_Instructions for the task_:
Identify the lines that contain the string "frac", then copy each of them.

-*-

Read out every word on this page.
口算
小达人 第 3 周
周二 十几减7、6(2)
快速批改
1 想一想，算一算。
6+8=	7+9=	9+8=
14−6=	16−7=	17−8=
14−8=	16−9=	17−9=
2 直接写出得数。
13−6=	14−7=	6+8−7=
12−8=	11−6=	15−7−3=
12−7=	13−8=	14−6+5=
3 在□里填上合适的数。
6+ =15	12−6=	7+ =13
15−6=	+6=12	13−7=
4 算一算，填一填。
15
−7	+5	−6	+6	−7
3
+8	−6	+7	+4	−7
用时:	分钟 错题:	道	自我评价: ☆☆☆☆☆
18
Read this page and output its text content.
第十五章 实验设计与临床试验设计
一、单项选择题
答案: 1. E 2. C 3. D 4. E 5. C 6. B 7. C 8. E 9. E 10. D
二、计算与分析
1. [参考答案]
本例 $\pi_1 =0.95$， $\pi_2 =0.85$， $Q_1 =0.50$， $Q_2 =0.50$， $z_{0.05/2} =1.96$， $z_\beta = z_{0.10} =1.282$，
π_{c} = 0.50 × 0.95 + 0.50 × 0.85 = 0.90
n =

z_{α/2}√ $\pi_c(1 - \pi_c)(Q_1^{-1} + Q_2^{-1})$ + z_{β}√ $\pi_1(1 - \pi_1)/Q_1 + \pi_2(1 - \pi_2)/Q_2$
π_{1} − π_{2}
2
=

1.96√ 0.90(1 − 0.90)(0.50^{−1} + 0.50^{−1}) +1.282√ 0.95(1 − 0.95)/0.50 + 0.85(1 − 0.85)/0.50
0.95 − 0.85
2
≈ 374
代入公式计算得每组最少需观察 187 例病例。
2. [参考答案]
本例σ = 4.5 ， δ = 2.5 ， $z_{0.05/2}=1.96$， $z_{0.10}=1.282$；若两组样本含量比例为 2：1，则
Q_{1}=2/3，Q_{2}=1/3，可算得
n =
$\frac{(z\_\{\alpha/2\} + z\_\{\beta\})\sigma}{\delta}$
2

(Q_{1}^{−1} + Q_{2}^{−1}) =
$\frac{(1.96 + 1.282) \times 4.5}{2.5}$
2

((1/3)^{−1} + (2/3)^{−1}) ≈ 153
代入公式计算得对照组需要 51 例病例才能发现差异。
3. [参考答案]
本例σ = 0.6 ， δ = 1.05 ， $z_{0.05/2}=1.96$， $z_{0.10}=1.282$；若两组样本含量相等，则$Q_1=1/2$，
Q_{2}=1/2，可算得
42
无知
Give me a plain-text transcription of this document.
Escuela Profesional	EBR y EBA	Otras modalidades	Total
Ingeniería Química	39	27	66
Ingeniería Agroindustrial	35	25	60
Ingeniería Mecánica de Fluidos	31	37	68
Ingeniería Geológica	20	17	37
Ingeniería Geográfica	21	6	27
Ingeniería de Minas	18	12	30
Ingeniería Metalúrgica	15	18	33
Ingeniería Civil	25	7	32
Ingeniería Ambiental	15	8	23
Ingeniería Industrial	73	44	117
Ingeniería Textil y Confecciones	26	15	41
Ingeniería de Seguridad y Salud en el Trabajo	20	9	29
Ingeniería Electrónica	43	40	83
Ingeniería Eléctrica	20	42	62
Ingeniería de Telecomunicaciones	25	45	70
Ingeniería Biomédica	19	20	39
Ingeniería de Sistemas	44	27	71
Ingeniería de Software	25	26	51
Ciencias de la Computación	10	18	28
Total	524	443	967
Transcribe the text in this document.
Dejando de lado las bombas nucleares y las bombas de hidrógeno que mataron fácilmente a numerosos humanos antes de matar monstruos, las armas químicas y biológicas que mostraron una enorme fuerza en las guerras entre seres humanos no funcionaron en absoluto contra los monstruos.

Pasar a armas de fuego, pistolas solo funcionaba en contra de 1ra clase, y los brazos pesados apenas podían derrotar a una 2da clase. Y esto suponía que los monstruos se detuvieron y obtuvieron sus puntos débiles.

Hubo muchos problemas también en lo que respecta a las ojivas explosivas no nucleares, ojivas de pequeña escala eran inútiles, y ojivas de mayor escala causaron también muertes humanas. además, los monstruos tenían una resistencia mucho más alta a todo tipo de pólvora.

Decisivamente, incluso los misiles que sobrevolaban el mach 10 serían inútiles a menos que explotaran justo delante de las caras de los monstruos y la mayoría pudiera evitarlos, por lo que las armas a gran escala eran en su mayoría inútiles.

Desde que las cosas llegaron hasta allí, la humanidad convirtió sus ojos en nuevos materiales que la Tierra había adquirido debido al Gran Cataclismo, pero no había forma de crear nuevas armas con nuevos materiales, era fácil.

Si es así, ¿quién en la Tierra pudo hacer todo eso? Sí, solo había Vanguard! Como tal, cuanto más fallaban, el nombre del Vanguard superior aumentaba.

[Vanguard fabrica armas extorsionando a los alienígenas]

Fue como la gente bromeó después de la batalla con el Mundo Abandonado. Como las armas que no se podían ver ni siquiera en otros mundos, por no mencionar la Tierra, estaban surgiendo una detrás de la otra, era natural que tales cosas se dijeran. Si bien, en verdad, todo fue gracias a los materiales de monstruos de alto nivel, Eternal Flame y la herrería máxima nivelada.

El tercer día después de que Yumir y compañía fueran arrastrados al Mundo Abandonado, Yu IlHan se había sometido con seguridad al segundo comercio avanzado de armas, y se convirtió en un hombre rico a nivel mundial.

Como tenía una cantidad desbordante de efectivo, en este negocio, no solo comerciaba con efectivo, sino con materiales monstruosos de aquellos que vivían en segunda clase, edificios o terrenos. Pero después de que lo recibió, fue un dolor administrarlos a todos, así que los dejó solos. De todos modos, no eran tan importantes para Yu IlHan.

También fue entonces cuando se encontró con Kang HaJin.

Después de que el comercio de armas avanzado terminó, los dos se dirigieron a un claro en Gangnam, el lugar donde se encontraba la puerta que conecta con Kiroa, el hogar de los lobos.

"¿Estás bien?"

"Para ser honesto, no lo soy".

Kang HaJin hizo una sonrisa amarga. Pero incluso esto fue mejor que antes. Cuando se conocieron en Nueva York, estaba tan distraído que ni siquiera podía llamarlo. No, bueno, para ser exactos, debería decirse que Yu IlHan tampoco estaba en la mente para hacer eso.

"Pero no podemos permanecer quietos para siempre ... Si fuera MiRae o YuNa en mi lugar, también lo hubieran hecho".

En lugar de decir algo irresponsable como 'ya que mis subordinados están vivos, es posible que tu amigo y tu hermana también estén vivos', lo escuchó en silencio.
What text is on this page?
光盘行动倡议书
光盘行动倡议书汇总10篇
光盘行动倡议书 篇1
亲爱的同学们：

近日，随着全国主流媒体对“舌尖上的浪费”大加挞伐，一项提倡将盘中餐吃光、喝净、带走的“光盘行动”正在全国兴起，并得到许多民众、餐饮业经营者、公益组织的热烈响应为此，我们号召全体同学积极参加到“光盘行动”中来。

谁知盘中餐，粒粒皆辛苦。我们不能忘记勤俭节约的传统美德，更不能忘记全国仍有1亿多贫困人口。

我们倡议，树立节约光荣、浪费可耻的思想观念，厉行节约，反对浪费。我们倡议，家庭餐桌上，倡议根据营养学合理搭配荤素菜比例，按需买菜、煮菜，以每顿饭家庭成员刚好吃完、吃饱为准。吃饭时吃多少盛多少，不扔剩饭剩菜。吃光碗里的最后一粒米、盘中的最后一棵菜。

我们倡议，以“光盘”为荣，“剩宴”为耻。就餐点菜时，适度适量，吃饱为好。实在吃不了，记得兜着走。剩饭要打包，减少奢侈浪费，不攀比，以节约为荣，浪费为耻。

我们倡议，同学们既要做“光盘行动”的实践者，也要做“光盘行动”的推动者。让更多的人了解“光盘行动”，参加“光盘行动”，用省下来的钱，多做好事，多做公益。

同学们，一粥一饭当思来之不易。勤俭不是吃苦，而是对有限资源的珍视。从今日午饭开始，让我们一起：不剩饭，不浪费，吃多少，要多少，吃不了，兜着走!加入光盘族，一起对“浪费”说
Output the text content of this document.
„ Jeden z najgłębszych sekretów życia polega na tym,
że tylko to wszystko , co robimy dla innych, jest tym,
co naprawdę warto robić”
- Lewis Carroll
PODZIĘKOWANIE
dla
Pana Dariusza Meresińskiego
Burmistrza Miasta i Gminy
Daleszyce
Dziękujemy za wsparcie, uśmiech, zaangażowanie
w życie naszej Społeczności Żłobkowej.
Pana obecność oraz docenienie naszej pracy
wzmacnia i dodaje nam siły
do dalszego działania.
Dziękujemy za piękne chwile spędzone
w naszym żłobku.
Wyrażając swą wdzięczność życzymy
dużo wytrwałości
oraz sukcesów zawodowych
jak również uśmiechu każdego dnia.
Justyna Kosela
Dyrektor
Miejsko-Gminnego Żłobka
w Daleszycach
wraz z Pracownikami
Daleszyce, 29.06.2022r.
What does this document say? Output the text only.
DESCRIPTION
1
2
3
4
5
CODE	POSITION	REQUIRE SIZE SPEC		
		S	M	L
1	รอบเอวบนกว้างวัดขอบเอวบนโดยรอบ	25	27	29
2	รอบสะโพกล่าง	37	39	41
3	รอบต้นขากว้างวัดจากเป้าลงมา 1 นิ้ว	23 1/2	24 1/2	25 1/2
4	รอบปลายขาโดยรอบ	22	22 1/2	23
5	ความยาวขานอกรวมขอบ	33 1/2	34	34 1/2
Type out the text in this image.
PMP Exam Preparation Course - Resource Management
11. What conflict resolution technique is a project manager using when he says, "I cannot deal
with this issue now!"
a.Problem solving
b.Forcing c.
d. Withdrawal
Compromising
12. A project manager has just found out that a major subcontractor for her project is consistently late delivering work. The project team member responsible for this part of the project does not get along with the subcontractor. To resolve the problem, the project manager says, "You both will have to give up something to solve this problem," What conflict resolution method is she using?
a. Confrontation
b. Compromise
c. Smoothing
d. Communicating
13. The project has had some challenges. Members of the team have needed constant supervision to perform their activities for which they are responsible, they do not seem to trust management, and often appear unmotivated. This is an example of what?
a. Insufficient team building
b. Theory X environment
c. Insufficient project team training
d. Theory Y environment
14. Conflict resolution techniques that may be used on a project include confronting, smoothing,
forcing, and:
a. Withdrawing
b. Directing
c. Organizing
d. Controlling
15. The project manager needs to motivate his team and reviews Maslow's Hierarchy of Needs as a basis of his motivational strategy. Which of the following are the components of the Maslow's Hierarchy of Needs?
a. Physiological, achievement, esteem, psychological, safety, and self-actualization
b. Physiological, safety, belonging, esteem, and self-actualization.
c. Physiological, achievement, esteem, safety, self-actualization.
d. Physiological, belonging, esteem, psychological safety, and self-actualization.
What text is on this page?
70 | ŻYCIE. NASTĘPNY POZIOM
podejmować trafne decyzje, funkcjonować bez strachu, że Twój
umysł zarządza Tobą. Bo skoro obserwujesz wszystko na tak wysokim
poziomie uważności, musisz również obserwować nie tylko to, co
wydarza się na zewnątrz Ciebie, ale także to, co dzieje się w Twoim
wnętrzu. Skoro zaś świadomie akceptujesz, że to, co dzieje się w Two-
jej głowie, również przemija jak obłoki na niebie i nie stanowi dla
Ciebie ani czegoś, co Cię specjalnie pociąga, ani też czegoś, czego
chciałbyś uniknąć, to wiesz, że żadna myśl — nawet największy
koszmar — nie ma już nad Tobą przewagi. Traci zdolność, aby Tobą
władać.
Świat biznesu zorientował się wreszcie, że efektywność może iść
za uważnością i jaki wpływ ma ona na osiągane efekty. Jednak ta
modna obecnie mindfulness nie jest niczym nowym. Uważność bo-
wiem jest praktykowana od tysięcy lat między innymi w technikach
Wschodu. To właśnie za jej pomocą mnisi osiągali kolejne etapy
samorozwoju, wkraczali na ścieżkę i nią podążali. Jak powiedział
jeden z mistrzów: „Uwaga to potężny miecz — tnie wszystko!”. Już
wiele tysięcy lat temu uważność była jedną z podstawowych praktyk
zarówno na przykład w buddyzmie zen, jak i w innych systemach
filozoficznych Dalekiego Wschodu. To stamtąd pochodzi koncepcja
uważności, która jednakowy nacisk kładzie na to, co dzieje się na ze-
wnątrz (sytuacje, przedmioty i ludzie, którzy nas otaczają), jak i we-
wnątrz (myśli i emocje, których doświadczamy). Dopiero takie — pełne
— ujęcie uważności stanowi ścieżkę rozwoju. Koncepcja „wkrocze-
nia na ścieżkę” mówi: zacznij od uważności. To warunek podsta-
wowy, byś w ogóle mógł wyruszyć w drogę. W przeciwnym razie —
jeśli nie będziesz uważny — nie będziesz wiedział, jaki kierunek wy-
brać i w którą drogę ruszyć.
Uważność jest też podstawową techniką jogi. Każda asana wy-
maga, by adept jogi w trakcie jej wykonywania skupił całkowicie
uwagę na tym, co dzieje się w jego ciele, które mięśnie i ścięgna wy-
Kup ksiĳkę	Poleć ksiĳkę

-*-

_Output_:
$\frac{(z\_\{\alpha/2\} + z\_\{\beta\})\sigma}{\delta}$
$\frac{(1.96 + 1.282) \times 4.5}{2.5}$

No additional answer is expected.